Return all of the data exactly, with nothing left out but the pictures.

DATA ROWS:

- - - - -

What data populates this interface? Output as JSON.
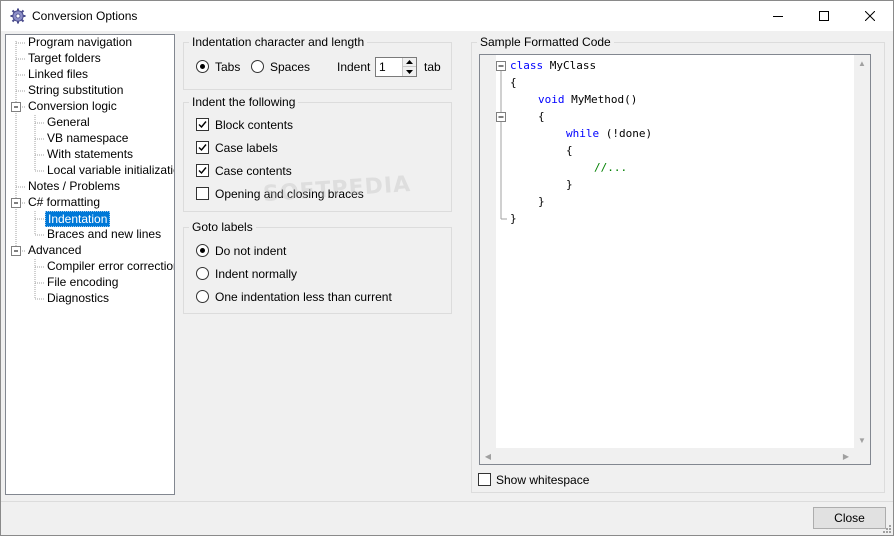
{
  "window": {
    "title": "Conversion Options",
    "icon": "gear-icon"
  },
  "tree": {
    "items": [
      {
        "label": "Program navigation",
        "level": 0,
        "expander": ""
      },
      {
        "label": "Target folders",
        "level": 0,
        "expander": ""
      },
      {
        "label": "Linked files",
        "level": 0,
        "expander": ""
      },
      {
        "label": "String substitution",
        "level": 0,
        "expander": ""
      },
      {
        "label": "Conversion logic",
        "level": 0,
        "expander": "minus"
      },
      {
        "label": "General",
        "level": 1,
        "expander": ""
      },
      {
        "label": "VB namespace",
        "level": 1,
        "expander": ""
      },
      {
        "label": "With statements",
        "level": 1,
        "expander": ""
      },
      {
        "label": "Local variable initialization",
        "level": 1,
        "expander": ""
      },
      {
        "label": "Notes / Problems",
        "level": 0,
        "expander": ""
      },
      {
        "label": "C# formatting",
        "level": 0,
        "expander": "minus"
      },
      {
        "label": "Indentation",
        "level": 1,
        "expander": "",
        "selected": true
      },
      {
        "label": "Braces and new lines",
        "level": 1,
        "expander": ""
      },
      {
        "label": "Advanced",
        "level": 0,
        "expander": "minus"
      },
      {
        "label": "Compiler error correction",
        "level": 1,
        "expander": ""
      },
      {
        "label": "File encoding",
        "level": 1,
        "expander": ""
      },
      {
        "label": "Diagnostics",
        "level": 1,
        "expander": ""
      }
    ]
  },
  "indentation_group": {
    "title": "Indentation character and length",
    "tabs_label": "Tabs",
    "spaces_label": "Spaces",
    "selected": "Tabs",
    "indent_label": "Indent",
    "indent_value": "1",
    "unit_label": "tab"
  },
  "indent_following_group": {
    "title": "Indent the following",
    "options": [
      {
        "label": "Block contents",
        "checked": true
      },
      {
        "label": "Case labels",
        "checked": true
      },
      {
        "label": "Case contents",
        "checked": true
      },
      {
        "label": "Opening and closing braces",
        "checked": false
      }
    ]
  },
  "goto_group": {
    "title": "Goto labels",
    "options": [
      {
        "label": "Do not indent",
        "selected": true
      },
      {
        "label": "Indent normally",
        "selected": false
      },
      {
        "label": "One indentation less than current",
        "selected": false
      }
    ]
  },
  "sample": {
    "title": "Sample Formatted Code",
    "lines": [
      {
        "tokens": [
          {
            "t": "class ",
            "k": "kw"
          },
          {
            "t": "MyClass",
            "k": ""
          }
        ],
        "indent": 0
      },
      {
        "tokens": [
          {
            "t": "{",
            "k": ""
          }
        ],
        "indent": 0
      },
      {
        "tokens": [
          {
            "t": "void ",
            "k": "kw"
          },
          {
            "t": "MyMethod()",
            "k": ""
          }
        ],
        "indent": 1
      },
      {
        "tokens": [
          {
            "t": "{",
            "k": ""
          }
        ],
        "indent": 1
      },
      {
        "tokens": [
          {
            "t": "while ",
            "k": "kw"
          },
          {
            "t": "(!done)",
            "k": ""
          }
        ],
        "indent": 2
      },
      {
        "tokens": [
          {
            "t": "{",
            "k": ""
          }
        ],
        "indent": 2
      },
      {
        "tokens": [
          {
            "t": "//...",
            "k": "cm"
          }
        ],
        "indent": 3
      },
      {
        "tokens": [
          {
            "t": "}",
            "k": ""
          }
        ],
        "indent": 2
      },
      {
        "tokens": [
          {
            "t": "}",
            "k": ""
          }
        ],
        "indent": 1
      },
      {
        "tokens": [
          {
            "t": "}",
            "k": ""
          }
        ],
        "indent": 0
      }
    ],
    "show_whitespace_label": "Show whitespace",
    "show_whitespace": false
  },
  "watermark": "SOFTPEDIA",
  "footer": {
    "close_label": "Close"
  },
  "colors": {
    "selection": "#0078d7",
    "keyword": "#0000ff",
    "comment": "#008000"
  }
}
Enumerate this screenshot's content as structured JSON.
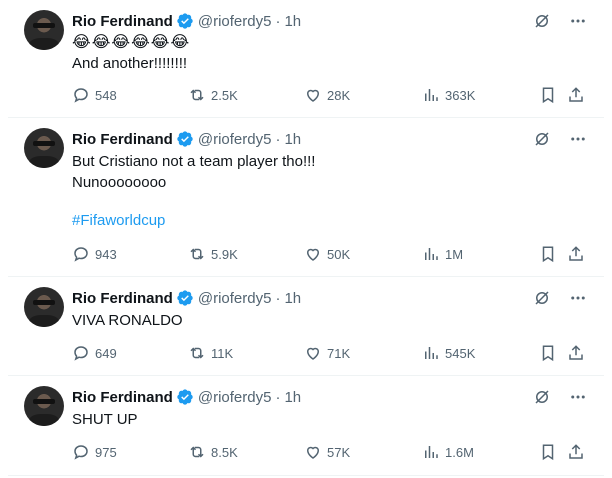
{
  "tweets": [
    {
      "name": "Rio Ferdinand",
      "handle": "@rioferdy5",
      "dot": "·",
      "time": "1h",
      "emojis": "😂😂😂😂😂😂",
      "lines": [
        "And another!!!!!!!!"
      ],
      "hashtag": "",
      "replies": "548",
      "reposts": "2.5K",
      "likes": "28K",
      "views": "363K"
    },
    {
      "name": "Rio Ferdinand",
      "handle": "@rioferdy5",
      "dot": "·",
      "time": "1h",
      "emojis": "",
      "lines": [
        "But Cristiano not a team player tho!!!",
        "Nunoooooooo"
      ],
      "hashtag": "#Fifaworldcup",
      "replies": "943",
      "reposts": "5.9K",
      "likes": "50K",
      "views": "1M"
    },
    {
      "name": "Rio Ferdinand",
      "handle": "@rioferdy5",
      "dot": "·",
      "time": "1h",
      "emojis": "",
      "lines": [
        "VIVA RONALDO"
      ],
      "hashtag": "",
      "replies": "649",
      "reposts": "11K",
      "likes": "71K",
      "views": "545K"
    },
    {
      "name": "Rio Ferdinand",
      "handle": "@rioferdy5",
      "dot": "·",
      "time": "1h",
      "emojis": "",
      "lines": [
        "SHUT UP"
      ],
      "hashtag": "",
      "replies": "975",
      "reposts": "8.5K",
      "likes": "57K",
      "views": "1.6M"
    }
  ],
  "colors": {
    "verified": "#1d9bf0",
    "muted": "#536471",
    "hashtag": "#1d9bf0",
    "divider": "#eff3f4"
  },
  "icons": [
    "grok-icon",
    "more-icon",
    "reply-icon",
    "repost-icon",
    "like-icon",
    "views-icon",
    "bookmark-icon",
    "share-icon"
  ]
}
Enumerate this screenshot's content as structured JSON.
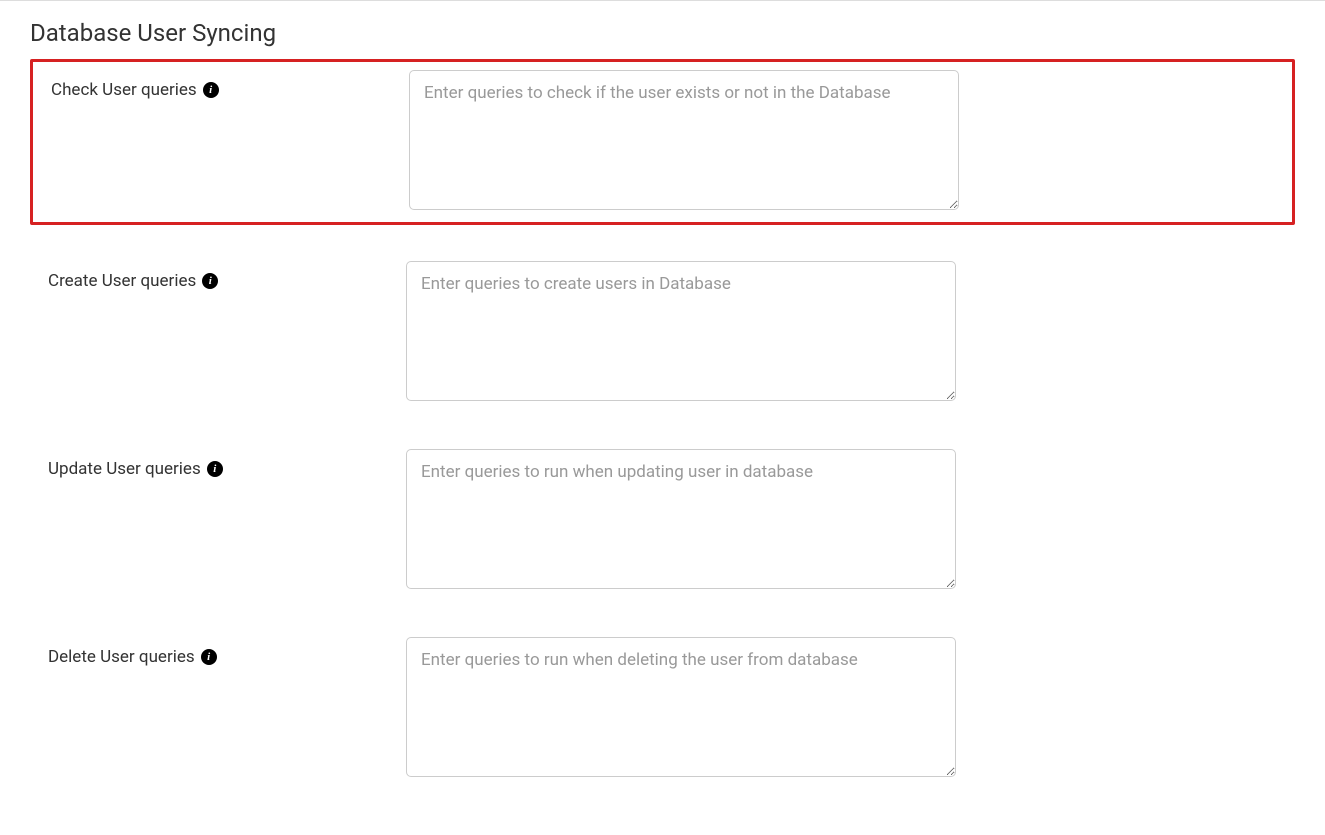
{
  "section": {
    "title": "Database User Syncing"
  },
  "fields": {
    "check_user": {
      "label": "Check User queries",
      "placeholder": "Enter queries to check if the user exists or not in the Database",
      "value": ""
    },
    "create_user": {
      "label": "Create User queries",
      "placeholder": "Enter queries to create users in Database",
      "value": ""
    },
    "update_user": {
      "label": "Update User queries",
      "placeholder": "Enter queries to run when updating user in database",
      "value": ""
    },
    "delete_user": {
      "label": "Delete User queries",
      "placeholder": "Enter queries to run when deleting the user from database",
      "value": ""
    }
  }
}
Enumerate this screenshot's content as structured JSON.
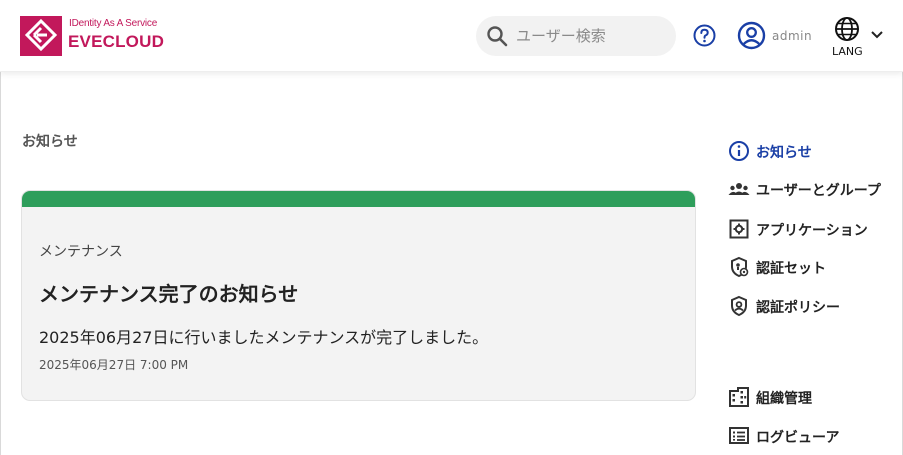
{
  "header": {
    "logo_tagline": "IDentity As A Service",
    "logo_name": "EVECLOUD",
    "search_placeholder": "ユーザー検索",
    "user_name": "admin",
    "lang_label": "LANG"
  },
  "main": {
    "page_title": "お知らせ",
    "notice": {
      "category": "メンテナンス",
      "title": "メンテナンス完了のお知らせ",
      "body": "2025年06月27日に行いましたメンテナンスが完了しました。",
      "date": "2025年06月27日 7:00 PM",
      "accent_color": "#2e9e5b"
    }
  },
  "sidebar": {
    "items": [
      {
        "label": "お知らせ",
        "icon": "info-icon",
        "active": true
      },
      {
        "label": "ユーザーとグループ",
        "icon": "users-group-icon",
        "active": false
      },
      {
        "label": "アプリケーション",
        "icon": "application-icon",
        "active": false
      },
      {
        "label": "認証セット",
        "icon": "auth-set-icon",
        "active": false
      },
      {
        "label": "認証ポリシー",
        "icon": "auth-policy-icon",
        "active": false
      },
      {
        "label": "組織管理",
        "icon": "organization-icon",
        "active": false
      },
      {
        "label": "ログビューア",
        "icon": "log-viewer-icon",
        "active": false
      }
    ]
  },
  "colors": {
    "brand": "#c2185b",
    "link_blue": "#1a3fa6",
    "success_green": "#2e9e5b"
  }
}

- - - - -

REPLY:
What data populates this interface? Output as JSON.
{
  "window": {
    "title": "Conversion Options",
    "icon": "gear-icon"
  },
  "tree": {
    "items": [
      {
        "label": "Program navigation",
        "level": 0,
        "expander": ""
      },
      {
        "label": "Target folders",
        "level": 0,
        "expander": ""
      },
      {
        "label": "Linked files",
        "level": 0,
        "expander": ""
      },
      {
        "label": "String substitution",
        "level": 0,
        "expander": ""
      },
      {
        "label": "Conversion logic",
        "level": 0,
        "expander": "minus"
      },
      {
        "label": "General",
        "level": 1,
        "expander": ""
      },
      {
        "label": "VB namespace",
        "level": 1,
        "expander": ""
      },
      {
        "label": "With statements",
        "level": 1,
        "expander": ""
      },
      {
        "label": "Local variable initialization",
        "level": 1,
        "expander": ""
      },
      {
        "label": "Notes / Problems",
        "level": 0,
        "expander": ""
      },
      {
        "label": "C# formatting",
        "level": 0,
        "expander": "minus"
      },
      {
        "label": "Indentation",
        "level": 1,
        "expander": "",
        "selected": true
      },
      {
        "label": "Braces and new lines",
        "level": 1,
        "expander": ""
      },
      {
        "label": "Advanced",
        "level": 0,
        "expander": "minus"
      },
      {
        "label": "Compiler error correction",
        "level": 1,
        "expander": ""
      },
      {
        "label": "File encoding",
        "level": 1,
        "expander": ""
      },
      {
        "label": "Diagnostics",
        "level": 1,
        "expander": ""
      }
    ]
  },
  "indentation_group": {
    "title": "Indentation character and length",
    "tabs_label": "Tabs",
    "spaces_label": "Spaces",
    "selected": "Tabs",
    "indent_label": "Indent",
    "indent_value": "1",
    "unit_label": "tab"
  },
  "indent_following_group": {
    "title": "Indent the following",
    "options": [
      {
        "label": "Block contents",
        "checked": true
      },
      {
        "label": "Case labels",
        "checked": true
      },
      {
        "label": "Case contents",
        "checked": true
      },
      {
        "label": "Opening and closing braces",
        "checked": false
      }
    ]
  },
  "goto_group": {
    "title": "Goto labels",
    "options": [
      {
        "label": "Do not indent",
        "selected": true
      },
      {
        "label": "Indent normally",
        "selected": false
      },
      {
        "label": "One indentation less than current",
        "selected": false
      }
    ]
  },
  "sample": {
    "title": "Sample Formatted Code",
    "lines": [
      {
        "tokens": [
          {
            "t": "class ",
            "k": "kw"
          },
          {
            "t": "MyClass",
            "k": ""
          }
        ],
        "indent": 0
      },
      {
        "tokens": [
          {
            "t": "{",
            "k": ""
          }
        ],
        "indent": 0
      },
      {
        "tokens": [
          {
            "t": "void ",
            "k": "kw"
          },
          {
            "t": "MyMethod()",
            "k": ""
          }
        ],
        "indent": 1
      },
      {
        "tokens": [
          {
            "t": "{",
            "k": ""
          }
        ],
        "indent": 1
      },
      {
        "tokens": [
          {
            "t": "while ",
            "k": "kw"
          },
          {
            "t": "(!done)",
            "k": ""
          }
        ],
        "indent": 2
      },
      {
        "tokens": [
          {
            "t": "{",
            "k": ""
          }
        ],
        "indent": 2
      },
      {
        "tokens": [
          {
            "t": "//...",
            "k": "cm"
          }
        ],
        "indent": 3
      },
      {
        "tokens": [
          {
            "t": "}",
            "k": ""
          }
        ],
        "indent": 2
      },
      {
        "tokens": [
          {
            "t": "}",
            "k": ""
          }
        ],
        "indent": 1
      },
      {
        "tokens": [
          {
            "t": "}",
            "k": ""
          }
        ],
        "indent": 0
      }
    ],
    "show_whitespace_label": "Show whitespace",
    "show_whitespace": false
  },
  "watermark": "SOFTPEDIA",
  "footer": {
    "close_label": "Close"
  },
  "colors": {
    "selection": "#0078d7",
    "keyword": "#0000ff",
    "comment": "#008000"
  }
}
Enumerate this screenshot's content as structured JSON.
{
  "tweets": [
    {
      "name": "Rio Ferdinand",
      "handle": "@rioferdy5",
      "dot": "·",
      "time": "1h",
      "emojis": "😂😂😂😂😂😂",
      "lines": [
        "And another!!!!!!!!"
      ],
      "hashtag": "",
      "replies": "548",
      "reposts": "2.5K",
      "likes": "28K",
      "views": "363K"
    },
    {
      "name": "Rio Ferdinand",
      "handle": "@rioferdy5",
      "dot": "·",
      "time": "1h",
      "emojis": "",
      "lines": [
        "But Cristiano not a team player tho!!!",
        "Nunoooooooo"
      ],
      "hashtag": "#Fifaworldcup",
      "replies": "943",
      "reposts": "5.9K",
      "likes": "50K",
      "views": "1M"
    },
    {
      "name": "Rio Ferdinand",
      "handle": "@rioferdy5",
      "dot": "·",
      "time": "1h",
      "emojis": "",
      "lines": [
        "VIVA RONALDO"
      ],
      "hashtag": "",
      "replies": "649",
      "reposts": "11K",
      "likes": "71K",
      "views": "545K"
    },
    {
      "name": "Rio Ferdinand",
      "handle": "@rioferdy5",
      "dot": "·",
      "time": "1h",
      "emojis": "",
      "lines": [
        "SHUT UP"
      ],
      "hashtag": "",
      "replies": "975",
      "reposts": "8.5K",
      "likes": "57K",
      "views": "1.6M"
    }
  ],
  "colors": {
    "verified": "#1d9bf0",
    "muted": "#536471",
    "hashtag": "#1d9bf0",
    "divider": "#eff3f4"
  },
  "icons": [
    "grok-icon",
    "more-icon",
    "reply-icon",
    "repost-icon",
    "like-icon",
    "views-icon",
    "bookmark-icon",
    "share-icon"
  ]
}
Enumerate this screenshot's content as structured JSON.
{
  "section": {
    "title": "Database User Syncing"
  },
  "fields": {
    "check_user": {
      "label": "Check User queries",
      "placeholder": "Enter queries to check if the user exists or not in the Database",
      "value": ""
    },
    "create_user": {
      "label": "Create User queries",
      "placeholder": "Enter queries to create users in Database",
      "value": ""
    },
    "update_user": {
      "label": "Update User queries",
      "placeholder": "Enter queries to run when updating user in database",
      "value": ""
    },
    "delete_user": {
      "label": "Delete User queries",
      "placeholder": "Enter queries to run when deleting the user from database",
      "value": ""
    }
  }
}
Enumerate this screenshot's content as structured JSON.
{
  "header": {
    "logo_tagline": "IDentity As A Service",
    "logo_name": "EVECLOUD",
    "search_placeholder": "ユーザー検索",
    "user_name": "admin",
    "lang_label": "LANG"
  },
  "main": {
    "page_title": "お知らせ",
    "notice": {
      "category": "メンテナンス",
      "title": "メンテナンス完了のお知らせ",
      "body": "2025年06月27日に行いましたメンテナンスが完了しました。",
      "date": "2025年06月27日 7:00 PM",
      "accent_color": "#2e9e5b"
    }
  },
  "sidebar": {
    "items": [
      {
        "label": "お知らせ",
        "icon": "info-icon",
        "active": true
      },
      {
        "label": "ユーザーとグループ",
        "icon": "users-group-icon",
        "active": false
      },
      {
        "label": "アプリケーション",
        "icon": "application-icon",
        "active": false
      },
      {
        "label": "認証セット",
        "icon": "auth-set-icon",
        "active": false
      },
      {
        "label": "認証ポリシー",
        "icon": "auth-policy-icon",
        "active": false
      },
      {
        "label": "組織管理",
        "icon": "organization-icon",
        "active": false
      },
      {
        "label": "ログビューア",
        "icon": "log-viewer-icon",
        "active": false
      }
    ]
  },
  "colors": {
    "brand": "#c2185b",
    "link_blue": "#1a3fa6",
    "success_green": "#2e9e5b"
  }
}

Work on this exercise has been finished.